Recorded data:
++++++++++

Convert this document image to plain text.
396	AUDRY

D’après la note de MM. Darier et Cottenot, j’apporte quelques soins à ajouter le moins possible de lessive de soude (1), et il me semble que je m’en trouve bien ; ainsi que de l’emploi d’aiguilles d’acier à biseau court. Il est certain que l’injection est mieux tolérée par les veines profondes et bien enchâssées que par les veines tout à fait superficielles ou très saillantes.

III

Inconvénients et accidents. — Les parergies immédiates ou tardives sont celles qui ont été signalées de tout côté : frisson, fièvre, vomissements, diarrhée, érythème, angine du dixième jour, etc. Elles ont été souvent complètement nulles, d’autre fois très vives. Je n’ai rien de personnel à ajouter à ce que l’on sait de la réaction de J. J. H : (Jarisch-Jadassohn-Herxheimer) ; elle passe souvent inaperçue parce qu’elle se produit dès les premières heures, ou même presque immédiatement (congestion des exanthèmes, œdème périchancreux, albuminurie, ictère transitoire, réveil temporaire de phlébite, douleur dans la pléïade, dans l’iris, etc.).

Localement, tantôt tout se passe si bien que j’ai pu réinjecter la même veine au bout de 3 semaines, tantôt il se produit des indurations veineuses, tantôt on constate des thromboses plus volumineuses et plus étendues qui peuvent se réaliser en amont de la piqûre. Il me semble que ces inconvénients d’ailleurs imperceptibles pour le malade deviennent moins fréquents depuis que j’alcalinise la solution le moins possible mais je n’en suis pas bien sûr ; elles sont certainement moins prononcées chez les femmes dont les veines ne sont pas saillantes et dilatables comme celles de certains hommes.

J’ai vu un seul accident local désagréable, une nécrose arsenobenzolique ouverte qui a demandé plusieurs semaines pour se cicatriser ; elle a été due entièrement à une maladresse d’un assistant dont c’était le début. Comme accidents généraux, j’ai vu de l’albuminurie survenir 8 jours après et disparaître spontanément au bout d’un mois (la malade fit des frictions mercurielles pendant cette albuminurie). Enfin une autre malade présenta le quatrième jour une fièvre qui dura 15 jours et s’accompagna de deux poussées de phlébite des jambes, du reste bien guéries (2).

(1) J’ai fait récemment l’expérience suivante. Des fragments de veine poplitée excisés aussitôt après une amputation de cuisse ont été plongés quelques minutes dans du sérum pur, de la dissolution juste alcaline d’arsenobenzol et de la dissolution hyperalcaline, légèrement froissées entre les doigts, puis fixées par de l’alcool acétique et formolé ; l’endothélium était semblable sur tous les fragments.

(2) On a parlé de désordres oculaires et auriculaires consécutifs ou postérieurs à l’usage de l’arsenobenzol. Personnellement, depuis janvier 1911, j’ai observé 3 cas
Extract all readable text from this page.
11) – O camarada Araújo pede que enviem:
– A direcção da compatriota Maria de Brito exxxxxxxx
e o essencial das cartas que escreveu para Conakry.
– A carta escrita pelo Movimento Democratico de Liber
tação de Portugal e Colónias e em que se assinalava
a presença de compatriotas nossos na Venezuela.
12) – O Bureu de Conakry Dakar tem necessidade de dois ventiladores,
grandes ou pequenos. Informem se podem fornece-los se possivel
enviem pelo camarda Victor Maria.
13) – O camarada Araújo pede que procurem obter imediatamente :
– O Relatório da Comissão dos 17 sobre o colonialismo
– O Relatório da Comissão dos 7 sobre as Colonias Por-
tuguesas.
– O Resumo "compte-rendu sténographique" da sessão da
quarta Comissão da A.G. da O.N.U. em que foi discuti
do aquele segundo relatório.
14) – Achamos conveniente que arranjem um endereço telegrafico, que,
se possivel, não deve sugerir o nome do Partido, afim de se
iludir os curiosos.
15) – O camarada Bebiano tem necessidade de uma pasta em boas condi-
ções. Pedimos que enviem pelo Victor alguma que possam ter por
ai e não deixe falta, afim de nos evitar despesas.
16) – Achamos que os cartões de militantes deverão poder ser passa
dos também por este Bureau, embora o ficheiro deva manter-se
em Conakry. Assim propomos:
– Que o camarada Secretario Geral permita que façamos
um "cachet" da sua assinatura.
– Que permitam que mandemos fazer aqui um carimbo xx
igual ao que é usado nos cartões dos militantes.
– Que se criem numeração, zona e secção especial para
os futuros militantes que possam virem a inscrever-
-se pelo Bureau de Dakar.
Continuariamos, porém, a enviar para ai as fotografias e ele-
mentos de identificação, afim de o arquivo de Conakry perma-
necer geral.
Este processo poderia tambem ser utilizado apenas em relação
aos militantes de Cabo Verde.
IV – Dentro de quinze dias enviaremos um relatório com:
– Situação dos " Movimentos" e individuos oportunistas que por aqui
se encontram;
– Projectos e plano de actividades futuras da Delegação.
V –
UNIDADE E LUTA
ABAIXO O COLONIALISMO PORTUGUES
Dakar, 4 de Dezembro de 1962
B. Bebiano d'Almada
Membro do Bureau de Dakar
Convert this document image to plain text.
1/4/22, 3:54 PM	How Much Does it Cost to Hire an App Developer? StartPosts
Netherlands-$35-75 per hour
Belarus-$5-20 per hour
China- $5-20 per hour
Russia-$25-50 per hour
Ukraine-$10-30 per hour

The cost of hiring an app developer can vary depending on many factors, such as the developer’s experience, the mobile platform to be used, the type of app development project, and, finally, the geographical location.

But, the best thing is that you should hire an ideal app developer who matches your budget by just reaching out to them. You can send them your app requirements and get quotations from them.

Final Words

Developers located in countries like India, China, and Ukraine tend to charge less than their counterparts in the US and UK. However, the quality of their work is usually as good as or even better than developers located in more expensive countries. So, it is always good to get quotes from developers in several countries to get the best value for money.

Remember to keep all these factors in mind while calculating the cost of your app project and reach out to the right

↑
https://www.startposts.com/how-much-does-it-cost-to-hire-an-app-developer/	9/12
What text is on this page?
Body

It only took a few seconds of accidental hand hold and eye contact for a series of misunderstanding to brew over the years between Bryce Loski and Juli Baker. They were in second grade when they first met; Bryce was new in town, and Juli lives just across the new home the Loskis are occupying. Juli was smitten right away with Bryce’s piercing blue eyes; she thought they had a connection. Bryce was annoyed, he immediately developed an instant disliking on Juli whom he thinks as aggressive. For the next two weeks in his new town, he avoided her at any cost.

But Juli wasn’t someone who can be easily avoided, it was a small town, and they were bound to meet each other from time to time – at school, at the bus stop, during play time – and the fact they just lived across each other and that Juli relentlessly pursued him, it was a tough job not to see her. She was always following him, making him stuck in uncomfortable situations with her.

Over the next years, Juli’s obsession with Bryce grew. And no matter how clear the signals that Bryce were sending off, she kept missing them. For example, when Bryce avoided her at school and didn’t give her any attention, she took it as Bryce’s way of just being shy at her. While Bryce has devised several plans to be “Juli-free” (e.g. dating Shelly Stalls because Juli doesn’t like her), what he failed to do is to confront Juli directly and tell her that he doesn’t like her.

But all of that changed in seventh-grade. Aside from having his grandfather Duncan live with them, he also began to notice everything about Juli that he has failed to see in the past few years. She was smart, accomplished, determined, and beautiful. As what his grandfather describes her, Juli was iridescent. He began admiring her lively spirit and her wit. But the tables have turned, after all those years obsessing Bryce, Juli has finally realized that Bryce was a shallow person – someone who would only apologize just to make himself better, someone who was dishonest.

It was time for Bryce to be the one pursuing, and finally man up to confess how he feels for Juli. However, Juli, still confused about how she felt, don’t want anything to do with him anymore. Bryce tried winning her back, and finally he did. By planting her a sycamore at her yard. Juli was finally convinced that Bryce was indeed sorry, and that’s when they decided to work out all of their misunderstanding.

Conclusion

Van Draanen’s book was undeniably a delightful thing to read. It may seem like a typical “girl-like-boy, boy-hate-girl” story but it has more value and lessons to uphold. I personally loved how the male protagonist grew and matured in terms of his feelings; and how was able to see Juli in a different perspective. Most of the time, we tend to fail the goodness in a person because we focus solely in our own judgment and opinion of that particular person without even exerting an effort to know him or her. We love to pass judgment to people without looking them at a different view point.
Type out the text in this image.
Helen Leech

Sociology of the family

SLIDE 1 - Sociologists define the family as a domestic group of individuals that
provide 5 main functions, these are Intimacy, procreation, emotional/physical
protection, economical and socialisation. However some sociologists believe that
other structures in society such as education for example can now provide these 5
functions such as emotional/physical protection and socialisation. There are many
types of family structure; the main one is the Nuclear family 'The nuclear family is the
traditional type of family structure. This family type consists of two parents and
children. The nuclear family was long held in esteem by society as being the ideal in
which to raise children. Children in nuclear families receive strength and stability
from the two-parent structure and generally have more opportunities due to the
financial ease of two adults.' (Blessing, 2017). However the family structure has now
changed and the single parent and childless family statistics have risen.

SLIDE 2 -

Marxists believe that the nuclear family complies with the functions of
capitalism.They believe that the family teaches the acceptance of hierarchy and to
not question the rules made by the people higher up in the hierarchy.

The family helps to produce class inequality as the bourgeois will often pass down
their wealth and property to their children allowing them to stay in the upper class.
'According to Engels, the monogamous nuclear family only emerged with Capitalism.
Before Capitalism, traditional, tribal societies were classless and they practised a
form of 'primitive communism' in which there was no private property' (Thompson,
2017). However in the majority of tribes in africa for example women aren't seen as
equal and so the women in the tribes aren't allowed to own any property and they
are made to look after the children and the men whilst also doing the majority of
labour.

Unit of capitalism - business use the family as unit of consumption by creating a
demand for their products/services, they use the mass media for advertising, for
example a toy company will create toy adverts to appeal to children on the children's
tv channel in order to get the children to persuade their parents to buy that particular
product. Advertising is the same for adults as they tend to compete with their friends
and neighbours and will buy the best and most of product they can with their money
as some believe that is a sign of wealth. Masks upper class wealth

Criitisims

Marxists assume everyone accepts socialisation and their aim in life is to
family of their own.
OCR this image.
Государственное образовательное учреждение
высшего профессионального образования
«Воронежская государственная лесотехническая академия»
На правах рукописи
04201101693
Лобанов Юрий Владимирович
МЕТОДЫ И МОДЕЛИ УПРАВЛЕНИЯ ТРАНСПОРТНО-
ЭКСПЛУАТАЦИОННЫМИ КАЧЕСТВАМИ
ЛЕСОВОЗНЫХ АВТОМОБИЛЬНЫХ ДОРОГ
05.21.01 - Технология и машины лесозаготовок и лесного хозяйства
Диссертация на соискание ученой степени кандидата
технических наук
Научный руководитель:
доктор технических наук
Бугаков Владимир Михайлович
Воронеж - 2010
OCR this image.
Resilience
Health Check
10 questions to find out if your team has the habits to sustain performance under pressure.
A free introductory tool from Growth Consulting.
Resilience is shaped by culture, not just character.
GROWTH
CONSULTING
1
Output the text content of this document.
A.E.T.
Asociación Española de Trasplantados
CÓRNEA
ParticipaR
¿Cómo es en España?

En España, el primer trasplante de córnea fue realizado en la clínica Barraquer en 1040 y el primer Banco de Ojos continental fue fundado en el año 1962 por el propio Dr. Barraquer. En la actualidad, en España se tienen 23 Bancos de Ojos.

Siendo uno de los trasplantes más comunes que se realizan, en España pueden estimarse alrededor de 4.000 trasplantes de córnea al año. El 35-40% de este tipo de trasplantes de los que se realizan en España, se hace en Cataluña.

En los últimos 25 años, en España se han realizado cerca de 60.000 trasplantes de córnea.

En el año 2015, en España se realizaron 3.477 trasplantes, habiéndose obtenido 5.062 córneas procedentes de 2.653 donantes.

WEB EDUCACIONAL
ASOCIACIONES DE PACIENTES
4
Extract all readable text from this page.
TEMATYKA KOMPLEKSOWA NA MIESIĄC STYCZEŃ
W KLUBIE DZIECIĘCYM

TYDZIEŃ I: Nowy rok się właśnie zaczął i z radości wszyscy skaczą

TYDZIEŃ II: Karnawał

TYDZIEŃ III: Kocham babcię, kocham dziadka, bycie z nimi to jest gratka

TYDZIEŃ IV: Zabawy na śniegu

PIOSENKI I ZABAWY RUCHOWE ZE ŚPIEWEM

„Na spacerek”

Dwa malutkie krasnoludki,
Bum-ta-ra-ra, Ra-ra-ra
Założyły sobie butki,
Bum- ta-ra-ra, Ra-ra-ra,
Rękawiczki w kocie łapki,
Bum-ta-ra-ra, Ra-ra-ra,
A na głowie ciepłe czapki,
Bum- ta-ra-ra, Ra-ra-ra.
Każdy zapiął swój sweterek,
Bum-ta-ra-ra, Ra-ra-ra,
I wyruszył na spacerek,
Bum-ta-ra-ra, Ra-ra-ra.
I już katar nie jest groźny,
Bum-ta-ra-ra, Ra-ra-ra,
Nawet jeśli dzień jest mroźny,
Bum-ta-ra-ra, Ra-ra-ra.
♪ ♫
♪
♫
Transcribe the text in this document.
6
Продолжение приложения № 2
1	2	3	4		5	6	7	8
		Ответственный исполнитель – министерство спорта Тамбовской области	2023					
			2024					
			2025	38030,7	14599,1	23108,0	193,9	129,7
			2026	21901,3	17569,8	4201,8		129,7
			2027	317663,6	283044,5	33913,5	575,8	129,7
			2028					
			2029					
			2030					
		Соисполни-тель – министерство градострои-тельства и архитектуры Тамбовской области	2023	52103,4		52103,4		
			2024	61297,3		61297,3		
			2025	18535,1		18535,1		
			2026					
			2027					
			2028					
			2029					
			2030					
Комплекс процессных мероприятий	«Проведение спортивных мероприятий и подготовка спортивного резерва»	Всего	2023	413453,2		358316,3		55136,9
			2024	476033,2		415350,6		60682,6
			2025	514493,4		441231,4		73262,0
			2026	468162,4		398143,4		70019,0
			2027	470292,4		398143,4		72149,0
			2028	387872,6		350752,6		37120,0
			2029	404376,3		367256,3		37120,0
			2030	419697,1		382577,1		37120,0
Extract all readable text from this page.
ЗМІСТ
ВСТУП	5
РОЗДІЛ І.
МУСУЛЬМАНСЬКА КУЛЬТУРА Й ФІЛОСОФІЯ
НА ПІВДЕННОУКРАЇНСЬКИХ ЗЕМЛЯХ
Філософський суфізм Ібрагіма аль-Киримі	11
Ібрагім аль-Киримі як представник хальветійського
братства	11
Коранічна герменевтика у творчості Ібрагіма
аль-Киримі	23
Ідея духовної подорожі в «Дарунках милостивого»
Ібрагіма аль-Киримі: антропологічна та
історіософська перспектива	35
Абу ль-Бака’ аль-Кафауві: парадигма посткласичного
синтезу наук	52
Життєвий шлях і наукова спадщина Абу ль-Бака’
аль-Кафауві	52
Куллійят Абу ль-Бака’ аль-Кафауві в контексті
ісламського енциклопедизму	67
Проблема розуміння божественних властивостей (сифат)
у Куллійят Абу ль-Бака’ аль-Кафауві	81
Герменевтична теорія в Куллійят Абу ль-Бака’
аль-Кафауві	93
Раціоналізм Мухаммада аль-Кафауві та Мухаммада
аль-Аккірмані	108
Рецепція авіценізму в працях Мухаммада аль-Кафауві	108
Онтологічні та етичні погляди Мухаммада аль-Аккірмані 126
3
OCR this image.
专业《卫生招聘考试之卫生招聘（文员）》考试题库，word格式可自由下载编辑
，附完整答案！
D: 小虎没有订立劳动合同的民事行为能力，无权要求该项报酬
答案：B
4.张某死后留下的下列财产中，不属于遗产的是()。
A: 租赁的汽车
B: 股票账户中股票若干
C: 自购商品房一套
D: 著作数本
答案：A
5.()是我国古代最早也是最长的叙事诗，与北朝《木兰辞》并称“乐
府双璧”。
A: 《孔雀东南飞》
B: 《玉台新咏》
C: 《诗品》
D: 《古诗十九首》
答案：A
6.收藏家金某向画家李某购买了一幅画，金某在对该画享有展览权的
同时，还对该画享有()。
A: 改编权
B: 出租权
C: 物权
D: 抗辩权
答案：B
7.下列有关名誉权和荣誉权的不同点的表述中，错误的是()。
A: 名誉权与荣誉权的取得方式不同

++++++++++

Task statement: Give the count of lines in the listing above that include "possam", with no other words.

Final result: 2